> **CHALLENGE**: Each record below is to be reproduced without any change.

> **GIVEN DATA**:
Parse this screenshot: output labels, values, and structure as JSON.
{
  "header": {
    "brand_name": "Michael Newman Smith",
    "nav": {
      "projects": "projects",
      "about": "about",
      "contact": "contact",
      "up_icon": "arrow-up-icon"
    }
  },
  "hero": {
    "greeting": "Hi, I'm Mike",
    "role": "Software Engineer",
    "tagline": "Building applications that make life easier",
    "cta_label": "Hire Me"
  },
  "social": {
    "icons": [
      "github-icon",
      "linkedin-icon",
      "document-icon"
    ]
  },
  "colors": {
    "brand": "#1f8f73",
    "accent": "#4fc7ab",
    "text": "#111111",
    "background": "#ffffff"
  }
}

> **RESULT**:
Parse this screenshot: output labels, values, and structure as JSON.
{
  "header": {
    "brand_name": "Michael Newman Smith",
    "nav": {
      "projects": "projects",
      "about": "about",
      "contact": "contact",
      "up_icon": "arrow-up-icon"
    }
  },
  "hero": {
    "greeting": "Hi, I'm Mike",
    "role": "Software Engineer",
    "tagline": "Building applications that make life easier",
    "cta_label": "Hire Me"
  },
  "social": {
    "icons": [
      "github-icon",
      "linkedin-icon",
      "document-icon"
    ]
  },
  "colors": {
    "brand": "#1f8f73",
    "accent": "#4fc7ab",
    "text": "#111111",
    "background": "#ffffff"
  }
}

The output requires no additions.